**To do**
Print the lines below verbatim, without changing any character.

**Dataset records**

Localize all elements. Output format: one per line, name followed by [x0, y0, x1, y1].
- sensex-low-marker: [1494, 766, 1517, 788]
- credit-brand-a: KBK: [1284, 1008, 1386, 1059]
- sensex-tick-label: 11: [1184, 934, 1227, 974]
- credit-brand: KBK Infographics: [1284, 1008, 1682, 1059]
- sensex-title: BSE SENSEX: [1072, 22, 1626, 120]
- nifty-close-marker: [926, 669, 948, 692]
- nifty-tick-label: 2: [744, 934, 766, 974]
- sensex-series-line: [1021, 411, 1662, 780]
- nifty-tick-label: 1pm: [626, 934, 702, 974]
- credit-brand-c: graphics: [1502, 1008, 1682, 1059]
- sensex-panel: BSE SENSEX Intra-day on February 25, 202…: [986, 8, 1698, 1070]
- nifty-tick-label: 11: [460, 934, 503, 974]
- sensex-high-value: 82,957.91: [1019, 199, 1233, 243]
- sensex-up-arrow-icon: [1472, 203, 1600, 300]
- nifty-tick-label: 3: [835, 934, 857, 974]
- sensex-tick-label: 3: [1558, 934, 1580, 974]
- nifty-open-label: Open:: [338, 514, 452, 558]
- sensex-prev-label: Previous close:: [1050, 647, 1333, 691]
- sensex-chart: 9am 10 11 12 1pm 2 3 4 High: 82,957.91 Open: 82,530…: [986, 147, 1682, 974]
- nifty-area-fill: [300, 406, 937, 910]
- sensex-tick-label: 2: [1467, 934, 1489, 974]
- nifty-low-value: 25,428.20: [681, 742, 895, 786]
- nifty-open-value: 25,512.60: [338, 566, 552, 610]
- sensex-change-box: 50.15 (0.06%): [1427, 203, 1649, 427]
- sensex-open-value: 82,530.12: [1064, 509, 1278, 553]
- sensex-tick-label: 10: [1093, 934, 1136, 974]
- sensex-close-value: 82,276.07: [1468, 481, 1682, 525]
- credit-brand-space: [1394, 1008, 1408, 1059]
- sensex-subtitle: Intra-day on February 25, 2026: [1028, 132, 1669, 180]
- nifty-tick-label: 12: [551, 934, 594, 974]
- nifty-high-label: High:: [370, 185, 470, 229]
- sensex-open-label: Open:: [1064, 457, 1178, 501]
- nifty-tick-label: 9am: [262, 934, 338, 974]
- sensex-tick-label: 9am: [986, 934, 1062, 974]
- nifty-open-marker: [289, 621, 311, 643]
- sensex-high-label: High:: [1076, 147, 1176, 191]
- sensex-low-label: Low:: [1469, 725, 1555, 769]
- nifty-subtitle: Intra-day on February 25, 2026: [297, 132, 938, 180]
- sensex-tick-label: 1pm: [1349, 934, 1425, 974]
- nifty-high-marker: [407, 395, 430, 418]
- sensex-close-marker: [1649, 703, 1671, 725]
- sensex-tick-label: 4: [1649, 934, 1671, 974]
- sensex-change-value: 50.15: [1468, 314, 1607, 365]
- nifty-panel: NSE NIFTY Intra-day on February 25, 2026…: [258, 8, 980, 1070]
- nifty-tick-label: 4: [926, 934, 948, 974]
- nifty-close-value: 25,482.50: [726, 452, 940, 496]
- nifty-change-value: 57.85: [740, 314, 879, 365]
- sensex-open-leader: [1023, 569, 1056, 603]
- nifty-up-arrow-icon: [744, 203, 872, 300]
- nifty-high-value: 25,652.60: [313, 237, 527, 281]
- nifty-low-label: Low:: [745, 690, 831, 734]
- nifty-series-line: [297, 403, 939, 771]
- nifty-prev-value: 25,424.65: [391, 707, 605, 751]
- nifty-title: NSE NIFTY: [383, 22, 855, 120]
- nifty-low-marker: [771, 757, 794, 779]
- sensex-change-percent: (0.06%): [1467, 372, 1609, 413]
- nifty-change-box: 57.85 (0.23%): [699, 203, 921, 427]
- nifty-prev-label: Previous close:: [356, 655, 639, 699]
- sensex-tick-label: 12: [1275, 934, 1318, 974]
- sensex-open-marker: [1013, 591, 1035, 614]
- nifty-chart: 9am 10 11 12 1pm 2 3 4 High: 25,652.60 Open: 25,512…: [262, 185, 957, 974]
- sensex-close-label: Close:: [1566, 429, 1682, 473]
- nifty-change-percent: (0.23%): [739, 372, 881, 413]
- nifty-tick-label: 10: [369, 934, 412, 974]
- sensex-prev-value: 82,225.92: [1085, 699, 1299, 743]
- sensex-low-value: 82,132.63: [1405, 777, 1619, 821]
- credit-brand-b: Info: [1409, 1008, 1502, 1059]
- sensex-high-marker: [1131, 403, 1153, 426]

**The result**
Localize all elements. Output format: one per line, name followed by [x0, y0, x1, y1].
- sensex-low-marker: [1494, 766, 1517, 788]
- credit-brand-a: KBK: [1284, 1008, 1386, 1059]
- sensex-tick-label: 11: [1184, 934, 1227, 974]
- credit-brand: KBK Infographics: [1284, 1008, 1682, 1059]
- sensex-title: BSE SENSEX: [1072, 22, 1626, 120]
- nifty-close-marker: [926, 669, 948, 692]
- nifty-tick-label: 2: [744, 934, 766, 974]
- sensex-series-line: [1021, 411, 1662, 780]
- nifty-tick-label: 1pm: [626, 934, 702, 974]
- credit-brand-c: graphics: [1502, 1008, 1682, 1059]
- sensex-panel: BSE SENSEX Intra-day on February 25, 202…: [986, 8, 1698, 1070]
- nifty-tick-label: 11: [460, 934, 503, 974]
- sensex-high-value: 82,957.91: [1019, 199, 1233, 243]
- sensex-up-arrow-icon: [1472, 203, 1600, 300]
- nifty-tick-label: 3: [835, 934, 857, 974]
- sensex-tick-label: 3: [1558, 934, 1580, 974]
- nifty-open-label: Open:: [338, 514, 452, 558]
- sensex-prev-label: Previous close:: [1050, 647, 1333, 691]
- sensex-chart: 9am 10 11 12 1pm 2 3 4 High: 82,957.91 Open: 82,530…: [986, 147, 1682, 974]
- nifty-area-fill: [300, 406, 937, 910]
- sensex-tick-label: 2: [1467, 934, 1489, 974]
- nifty-low-value: 25,428.20: [681, 742, 895, 786]
- nifty-open-value: 25,512.60: [338, 566, 552, 610]
- sensex-change-box: 50.15 (0.06%): [1427, 203, 1649, 427]
- sensex-open-value: 82,530.12: [1064, 509, 1278, 553]
- sensex-tick-label: 10: [1093, 934, 1136, 974]
- sensex-close-value: 82,276.07: [1468, 481, 1682, 525]
- credit-brand-space: [1394, 1008, 1408, 1059]
- sensex-subtitle: Intra-day on February 25, 2026: [1028, 132, 1669, 180]
- nifty-tick-label: 12: [551, 934, 594, 974]
- nifty-high-label: High:: [370, 185, 470, 229]
- sensex-open-label: Open:: [1064, 457, 1178, 501]
- nifty-tick-label: 9am: [262, 934, 338, 974]
- sensex-tick-label: 9am: [986, 934, 1062, 974]
- nifty-open-marker: [289, 621, 311, 643]
- sensex-high-label: High:: [1076, 147, 1176, 191]
- sensex-low-label: Low:: [1469, 725, 1555, 769]
- nifty-subtitle: Intra-day on February 25, 2026: [297, 132, 938, 180]
- sensex-tick-label: 1pm: [1349, 934, 1425, 974]
- nifty-high-marker: [407, 395, 430, 418]
- sensex-close-marker: [1649, 703, 1671, 725]
- sensex-tick-label: 4: [1649, 934, 1671, 974]
- sensex-change-value: 50.15: [1468, 314, 1607, 365]
- nifty-panel: NSE NIFTY Intra-day on February 25, 2026…: [258, 8, 980, 1070]
- nifty-tick-label: 4: [926, 934, 948, 974]
- nifty-close-value: 25,482.50: [726, 452, 940, 496]
- nifty-change-value: 57.85: [740, 314, 879, 365]
- sensex-open-leader: [1023, 569, 1056, 603]
- nifty-up-arrow-icon: [744, 203, 872, 300]
- nifty-high-value: 25,652.60: [313, 237, 527, 281]
- nifty-low-label: Low:: [745, 690, 831, 734]
- nifty-series-line: [297, 403, 939, 771]
- nifty-prev-value: 25,424.65: [391, 707, 605, 751]
- nifty-title: NSE NIFTY: [383, 22, 855, 120]
- nifty-low-marker: [771, 757, 794, 779]
- sensex-change-percent: (0.06%): [1467, 372, 1609, 413]
- nifty-change-box: 57.85 (0.23%): [699, 203, 921, 427]
- nifty-prev-label: Previous close:: [356, 655, 639, 699]
- sensex-tick-label: 12: [1275, 934, 1318, 974]
- sensex-open-marker: [1013, 591, 1035, 614]
- nifty-chart: 9am 10 11 12 1pm 2 3 4 High: 25,652.60 Open: 25,512…: [262, 185, 957, 974]
- sensex-close-label: Close:: [1566, 429, 1682, 473]
- nifty-change-percent: (0.23%): [739, 372, 881, 413]
- nifty-tick-label: 10: [369, 934, 412, 974]
- sensex-prev-value: 82,225.92: [1085, 699, 1299, 743]
- sensex-low-value: 82,132.63: [1405, 777, 1619, 821]
- credit-brand-b: Info: [1409, 1008, 1502, 1059]
- sensex-high-marker: [1131, 403, 1153, 426]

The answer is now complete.